[Directive]
List each line holding the string "respondents".

━━━━━━

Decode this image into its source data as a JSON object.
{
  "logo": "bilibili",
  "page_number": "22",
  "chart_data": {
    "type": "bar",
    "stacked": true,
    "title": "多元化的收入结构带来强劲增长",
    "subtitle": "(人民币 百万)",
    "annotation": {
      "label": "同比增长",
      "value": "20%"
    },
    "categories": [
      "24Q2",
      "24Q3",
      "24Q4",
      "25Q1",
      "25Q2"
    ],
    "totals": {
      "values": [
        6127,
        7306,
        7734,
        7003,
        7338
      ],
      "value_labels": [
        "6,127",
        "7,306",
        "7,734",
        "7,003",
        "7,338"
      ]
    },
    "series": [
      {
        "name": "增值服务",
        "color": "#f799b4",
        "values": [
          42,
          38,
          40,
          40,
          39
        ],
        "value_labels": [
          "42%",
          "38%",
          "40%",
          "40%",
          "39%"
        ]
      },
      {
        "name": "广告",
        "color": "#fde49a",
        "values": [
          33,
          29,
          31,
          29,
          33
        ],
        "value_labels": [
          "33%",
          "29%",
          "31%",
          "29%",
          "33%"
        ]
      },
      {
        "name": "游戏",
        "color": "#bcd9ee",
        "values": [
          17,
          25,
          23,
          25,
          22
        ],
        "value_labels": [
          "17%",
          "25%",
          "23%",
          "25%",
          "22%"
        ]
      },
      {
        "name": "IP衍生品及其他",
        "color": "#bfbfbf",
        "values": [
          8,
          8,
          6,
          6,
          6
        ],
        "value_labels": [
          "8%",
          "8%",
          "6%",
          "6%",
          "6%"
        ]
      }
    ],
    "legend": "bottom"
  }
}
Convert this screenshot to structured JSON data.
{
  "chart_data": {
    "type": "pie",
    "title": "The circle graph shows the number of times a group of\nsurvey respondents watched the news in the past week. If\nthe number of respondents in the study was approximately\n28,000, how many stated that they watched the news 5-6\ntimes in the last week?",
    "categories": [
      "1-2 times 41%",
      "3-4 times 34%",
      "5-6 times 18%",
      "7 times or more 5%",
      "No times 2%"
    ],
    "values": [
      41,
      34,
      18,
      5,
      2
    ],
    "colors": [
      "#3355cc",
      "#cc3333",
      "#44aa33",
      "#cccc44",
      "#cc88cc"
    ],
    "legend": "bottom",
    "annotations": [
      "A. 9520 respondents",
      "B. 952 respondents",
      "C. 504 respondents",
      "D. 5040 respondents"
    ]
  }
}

━━━━━━

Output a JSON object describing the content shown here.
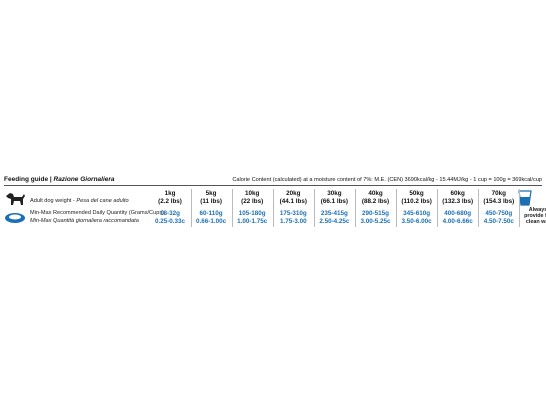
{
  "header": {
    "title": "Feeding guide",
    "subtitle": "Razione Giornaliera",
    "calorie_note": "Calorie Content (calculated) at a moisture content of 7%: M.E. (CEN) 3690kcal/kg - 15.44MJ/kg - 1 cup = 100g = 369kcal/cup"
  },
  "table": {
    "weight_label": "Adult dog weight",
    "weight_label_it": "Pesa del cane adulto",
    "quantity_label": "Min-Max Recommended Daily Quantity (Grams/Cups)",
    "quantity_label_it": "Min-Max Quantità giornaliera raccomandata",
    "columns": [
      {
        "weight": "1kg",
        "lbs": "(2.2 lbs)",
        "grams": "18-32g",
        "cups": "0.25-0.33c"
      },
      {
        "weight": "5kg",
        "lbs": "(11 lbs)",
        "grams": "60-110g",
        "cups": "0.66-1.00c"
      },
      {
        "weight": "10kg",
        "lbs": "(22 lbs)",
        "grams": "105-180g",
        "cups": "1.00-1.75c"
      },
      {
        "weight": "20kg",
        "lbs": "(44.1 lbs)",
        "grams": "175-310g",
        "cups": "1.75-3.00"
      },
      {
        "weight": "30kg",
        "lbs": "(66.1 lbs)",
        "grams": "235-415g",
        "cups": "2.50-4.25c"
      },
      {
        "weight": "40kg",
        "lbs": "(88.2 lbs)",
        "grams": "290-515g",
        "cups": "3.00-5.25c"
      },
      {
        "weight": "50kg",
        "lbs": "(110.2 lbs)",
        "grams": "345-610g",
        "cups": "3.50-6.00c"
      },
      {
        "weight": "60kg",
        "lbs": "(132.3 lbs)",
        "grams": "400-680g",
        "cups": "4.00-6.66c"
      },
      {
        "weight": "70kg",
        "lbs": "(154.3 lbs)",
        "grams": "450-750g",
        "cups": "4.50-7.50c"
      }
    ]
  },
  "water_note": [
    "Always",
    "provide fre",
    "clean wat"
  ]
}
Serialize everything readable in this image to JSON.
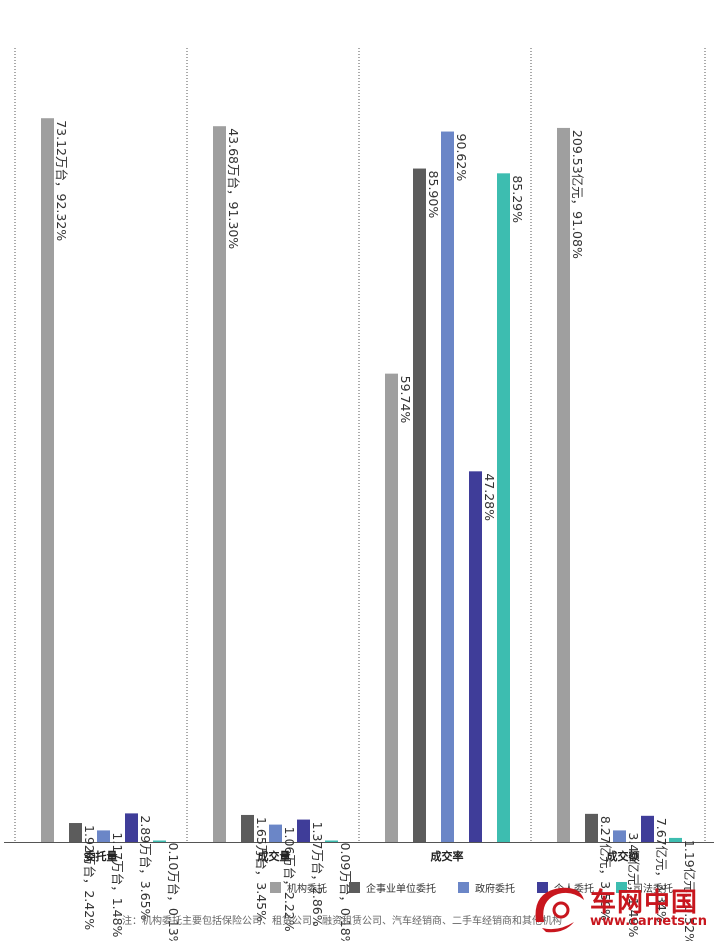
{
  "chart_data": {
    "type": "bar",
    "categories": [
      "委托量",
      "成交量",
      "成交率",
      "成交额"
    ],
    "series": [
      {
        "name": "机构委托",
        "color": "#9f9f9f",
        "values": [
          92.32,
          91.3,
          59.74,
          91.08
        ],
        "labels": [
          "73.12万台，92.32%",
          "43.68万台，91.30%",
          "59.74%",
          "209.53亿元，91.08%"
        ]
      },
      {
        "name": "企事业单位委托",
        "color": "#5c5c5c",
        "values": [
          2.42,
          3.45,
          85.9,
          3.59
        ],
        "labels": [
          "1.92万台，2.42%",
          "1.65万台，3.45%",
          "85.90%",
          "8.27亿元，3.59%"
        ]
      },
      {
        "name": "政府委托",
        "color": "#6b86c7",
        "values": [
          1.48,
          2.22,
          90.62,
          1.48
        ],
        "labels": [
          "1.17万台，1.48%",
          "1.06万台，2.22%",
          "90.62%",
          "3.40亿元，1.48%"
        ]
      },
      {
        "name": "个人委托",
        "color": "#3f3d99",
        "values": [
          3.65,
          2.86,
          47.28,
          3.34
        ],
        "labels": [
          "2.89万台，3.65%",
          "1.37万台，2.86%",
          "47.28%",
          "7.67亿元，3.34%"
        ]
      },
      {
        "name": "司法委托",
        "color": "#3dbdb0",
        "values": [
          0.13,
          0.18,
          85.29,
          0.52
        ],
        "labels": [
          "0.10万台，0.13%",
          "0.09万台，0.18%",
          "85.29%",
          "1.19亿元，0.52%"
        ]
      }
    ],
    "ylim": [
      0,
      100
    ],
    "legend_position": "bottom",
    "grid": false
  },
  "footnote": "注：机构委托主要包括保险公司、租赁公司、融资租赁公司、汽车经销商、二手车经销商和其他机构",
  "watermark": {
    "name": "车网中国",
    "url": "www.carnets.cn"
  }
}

━━━━━━

[Reply to the exercise]
    "title": "The circle graph shows the number of times a group of\nsurvey respondents watched the news in the past week. If\nthe number of respondents in the study was approximately\n28,000, how many stated that they watched the news 5-6\ntimes in the last week?",
      "A. 9520 respondents",
      "B. 952 respondents",
      "C. 504 respondents",
      "D. 5040 respondents"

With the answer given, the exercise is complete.